#### TASK DESCRIPTION
Only the number is wanted: how many lines of these entries contain the word "Mountain"?

[Data items]
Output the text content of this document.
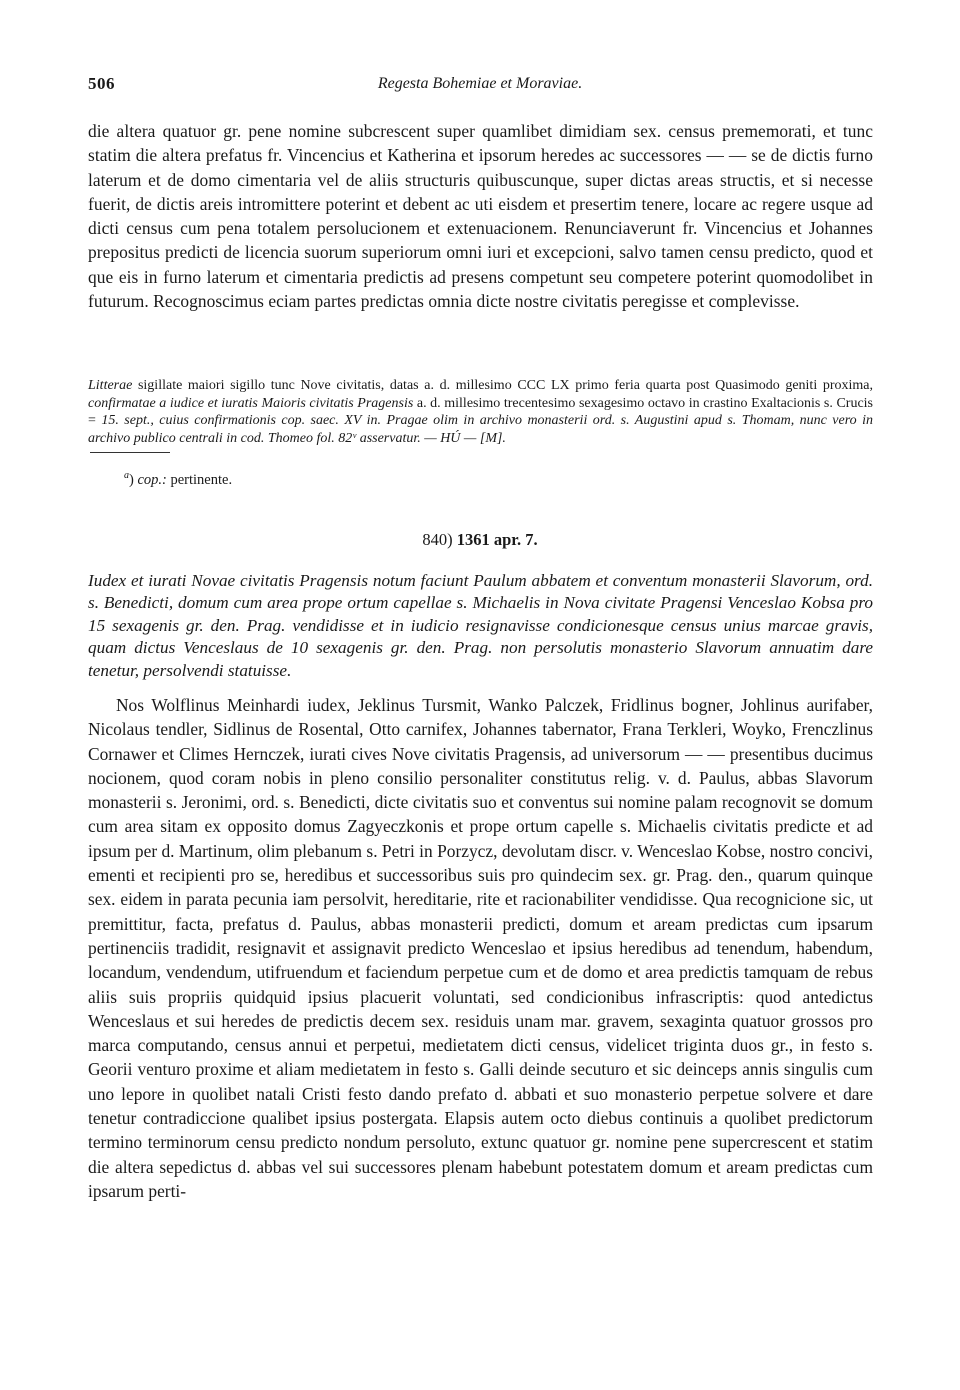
506	Regesta Bohemiae et Moraviae.

die altera quatuor gr. pene nomine subcrescent super quamlibet dimidiam sex. census prememorati, et tunc statim die altera prefatus fr. Vincencius et Katherina et ipsorum heredes ac successores — — se de dictis furno laterum et de domo cimentaria vel de aliis structuris quibuscunque, super dictas areas structis, et si necesse fuerit, de dictis areis intromittere poterint et debent ac uti eisdem et presertim tenere, locare ac regere usque ad dicti census cum pena totalem persolucionem et extenuacionem. Renunciaverunt fr. Vincencius et Johannes prepositus predicti de licencia suorum superiorum omni iuri et excepcioni, salvo tamen censu predicto, quod et que eis in furno laterum et cimentaria predictis ad presens competunt seu competere poterint quomodolibet in futurum. Recognoscimus eciam partes predictas omnia dicte nostre civitatis peregisse et complevisse.

Litterae sigillate maiori sigillo tunc Nove civitatis, datas a. d. millesimo CCC LX primo feria quarta post Quasimodo geniti proxima, confirmatae a iudice et iuratis Maioris civitatis Pragensis a. d. millesimo trecentesimo sexagesimo octavo in crastino Exaltacionis s. Crucis = 15. sept., cuius confirmationis cop. saec. XV in. Pragae olim in archivo monasterii ord. s. Augustini apud s. Thomam, nunc vero in archivo publico centrali in cod. Thomeo fol. 82ᵛ asservatur. — HÚ — [M].

$^a$) cop.: pertinente.
840) 1361 apr. 7.

Iudex et iurati Novae civitatis Pragensis notum faciunt Paulum abbatem et conventum monasterii Slavorum, ord. s. Benedicti, domum cum area prope ortum capellae s. Michaelis in Nova civitate Pragensi Venceslao Kobsa pro 15 sexagenis gr. den. Prag. vendidisse et in iudicio resignavisse condicionesque census unius marcae gravis, quam dictus Venceslaus de 10 sexagenis gr. den. Prag. non persolutis monasterio Slavorum annuatim dare tenetur, persolvendi statuisse.

Nos Wolflinus Meinhardi iudex, Jeklinus Tursmit, Wanko Palczek, Fridlinus bogner, Johlinus aurifaber, Nicolaus tendler, Sidlinus de Rosental, Otto carnifex, Johannes tabernator, Frana Terkleri, Woyko, Frenczlinus Cornawer et Climes Hernczek, iurati cives Nove civitatis Pragensis, ad universorum — — presentibus ducimus nocionem, quod coram nobis in pleno consilio personaliter constitutus relig. v. d. Paulus, abbas Slavorum monasterii s. Jeronimi, ord. s. Benedicti, dicte civitatis suo et conventus sui nomine palam recognovit se domum cum area sitam ex opposito domus Zagyeczkonis et prope ortum capelle s. Michaelis civitatis predicte et ad ipsum per d. Martinum, olim plebanum s. Petri in Porzycz, devolutam discr. v. Wenceslao Kobse, nostro concivi, ementi et recipienti pro se, heredibus et successoribus suis pro quindecim sex. gr. Prag. den., quarum quinque sex. eidem in parata pecunia iam persolvit, hereditarie, rite et racionabiliter vendidisse. Qua recognicione sic, ut premittitur, facta, prefatus d. Paulus, abbas monasterii predicti, domum et aream predictas cum ipsarum pertinenciis tradidit, resignavit et assignavit predicto Wenceslao et ipsius heredibus ad tenendum, habendum, locandum, vendendum, utifruendum et faciendum perpetue cum et de domo et area predictis tamquam de rebus aliis suis propriis quidquid ipsius placuerit voluntati, sed condicionibus infrascriptis: quod antedictus Wenceslaus et sui heredes de predictis decem sex. residuis unam mar. gravem, sexaginta quatuor grossos pro marca computando, census annui et perpetui, medietatem dicti census, videlicet triginta duos gr., in festo s. Georii venturo proxime et aliam medietatem in festo s. Galli deinde secuturo et sic deinceps annis singulis cum uno lepore in quolibet natali Cristi festo dando prefato d. abbati et suo monasterio perpetue solvere et dare tenetur contradiccione qualibet ipsius postergata. Elapsis autem octo diebus continuis a quolibet predictorum termino terminorum censu predicto nondum persoluto, extunc quatuor gr. nomine pene supercrescent et statim die altera sepedictus d. abbas vel sui successores plenam habebunt potestatem domum et aream predictas cum ipsarum perti-
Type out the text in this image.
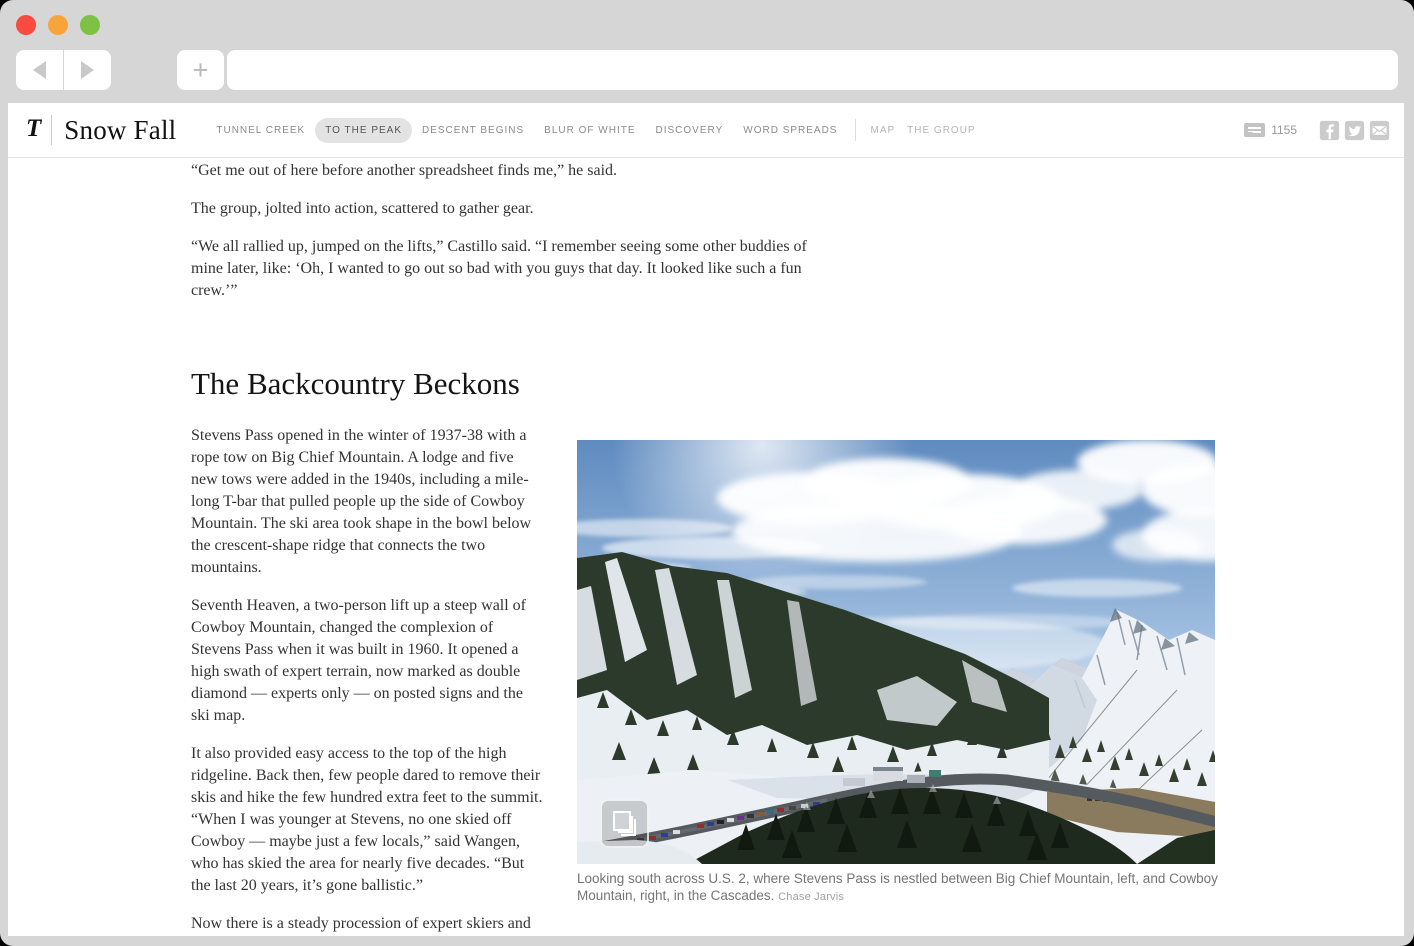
+
T Snow Fall	TUNNEL CREEK	TO THE PEAK	DESCENT BEGINS	BLUR OF WHITE	DISCOVERY	WORD SPREADS	MAP	THE GROUP	1155

“Get me out of here before another spreadsheet finds me,” he said.

The group, jolted into action, scattered to gather gear.

“We all rallied up, jumped on the lifts,” Castillo said. “I remember seeing some other buddies of mine later, like: ‘Oh, I wanted to go out so bad with you guys that day. It looked like such a fun crew.’”

The Backcountry Beckons

Stevens Pass opened in the winter of 1937-38 with a rope tow on Big Chief Mountain. A lodge and five new tows were added in the 1940s, including a mile-long T-bar that pulled people up the side of Cowboy Mountain. The ski area took shape in the bowl below the crescent-shape ridge that connects the two mountains.

Seventh Heaven, a two-person lift up a steep wall of Cowboy Mountain, changed the complexion of Stevens Pass when it was built in 1960. It opened a high swath of expert terrain, now marked as double diamond — experts only — on posted signs and the ski map.

It also provided easy access to the top of the high ridgeline. Back then, few people dared to remove their skis and hike the few hundred extra feet to the summit. “When I was younger at Stevens, no one skied off Cowboy — maybe just a few locals,” said Wangen, who has skied the area for nearly five decades. “But the last 20 years, it’s gone ballistic.”

Now there is a steady procession of expert skiers and

Looking south across U.S. 2, where Stevens Pass is nestled between Big Chief Mountain, left, and Cowboy Mountain, right, in the Cascades. Chase Jarvis
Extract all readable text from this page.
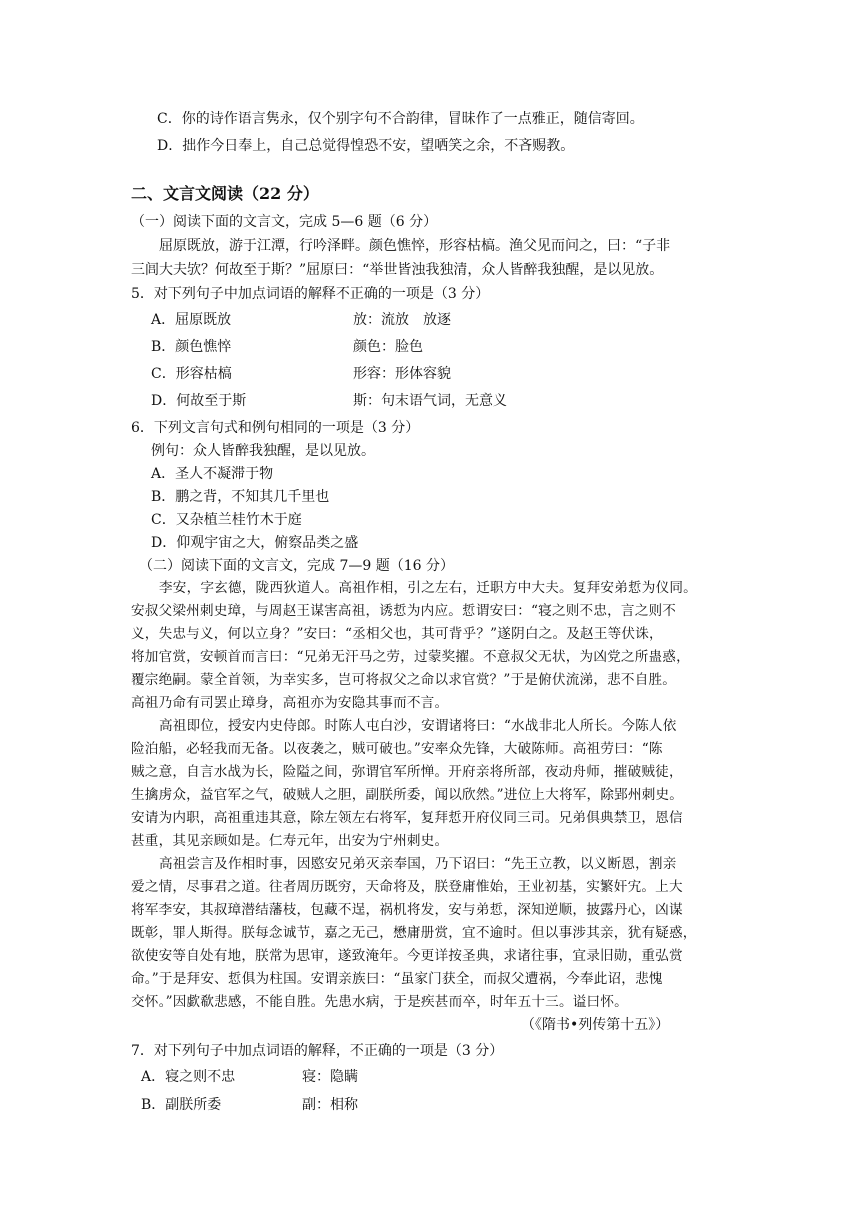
C．你的诗作语言隽永，仅个别字句不合韵律，冒昧作了一点雅正，随信寄回。
D．拙作今日奉上，自己总觉得惶恐不安，望哂笑之余，不吝赐教。
二、文言文阅读（22 分）
（一）阅读下面的文言文，完成 5—6 题（6 分）
屈原既放，游于江潭，行吟泽畔。颜色憔悴，形容枯槁。渔父见而问之，曰：“子非
三闾大夫欤？何故至于斯？”屈原曰：“举世皆浊我独清，众人皆醉我独醒，是以见放。
5．对下列句子中加点词语的解释不正确的一项是（3 分）
A．屈原既放	放：流放　放逐
B．颜色憔悴	颜色：脸色
C．形容枯槁	形容：形体容貌
D．何故至于斯	斯：句末语气词，无意义
6．下列文言句式和例句相同的一项是（3 分）
例句：众人皆醉我独醒，是以见放。
A．圣人不凝滞于物
B．鹏之背，不知其几千里也
C．又杂植兰桂竹木于庭
D．仰观宇宙之大，俯察品类之盛
（二）阅读下面的文言文，完成 7—9 题（16 分）
李安，字玄德，陇西狄道人。高祖作相，引之左右，迁职方中大夫。复拜安弟悊为仪同。
安叔父梁州刺史璋，与周赵王谋害高祖，诱悊为内应。悊谓安曰：“寝之则不忠，言之则不
义，失忠与义，何以立身？”安曰：“丞相父也，其可背乎？”遂阴白之。及赵王等伏诛，
将加官赏，安顿首而言曰：“兄弟无汗马之劳，过蒙奖擢。不意叔父无状，为凶党之所蛊惑，
覆宗绝嗣。蒙全首领，为幸实多，岂可将叔父之命以求官赏？”于是俯伏流涕，悲不自胜。
高祖乃命有司罢止璋身，高祖亦为安隐其事而不言。
高祖即位，授安内史侍郎。时陈人屯白沙，安谓诸将曰：“水战非北人所长。今陈人依
险泊船，必轻我而无备。以夜袭之，贼可破也。”安率众先锋，大破陈师。高祖劳曰：“陈
贼之意，自言水战为长，险隘之间，弥谓官军所惮。开府亲将所部，夜动舟师，摧破贼徒，
生擒虏众，益官军之气，破贼人之胆，副朕所委，闻以欣然。”进位上大将军，除郢州刺史。
安请为内职，高祖重违其意，除左领左右将军，复拜悊开府仪同三司。兄弟俱典禁卫，恩信
甚重，其见亲顾如是。仁寿元年，出安为宁州刺史。
高祖尝言及作相时事，因愍安兄弟灭亲奉国，乃下诏曰：“先王立教，以义断恩，割亲
爱之情，尽事君之道。往者周历既穷，天命将及，朕登庸惟始，王业初基，实繁奸宄。上大
将军李安，其叔璋潜结藩枝，包藏不逞，祸机将发，安与弟悊，深知逆顺，披露丹心，凶谋
既彰，罪人斯得。朕每念诚节，嘉之无己，懋庸册赏，宜不逾时。但以事涉其亲，犹有疑惑，
欲使安等自处有地，朕常为思审，遂致淹年。今更详按圣典，求诸往事，宜录旧勋，重弘赏
命。”于是拜安、悊俱为柱国。安谓亲族曰：“虽家门获全，而叔父遭祸，今奉此诏，悲愧
交怀。”因歔欷悲感，不能自胜。先患水病，于是疾甚而卒，时年五十三。谥曰怀。
（《隋书•列传第十五》）
7．对下列句子中加点词语的解释，不正确的一项是（3 分）
A．寝之则不忠	寝：隐瞒
B．副朕所委	副：相称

#### FINAL ANSWER
3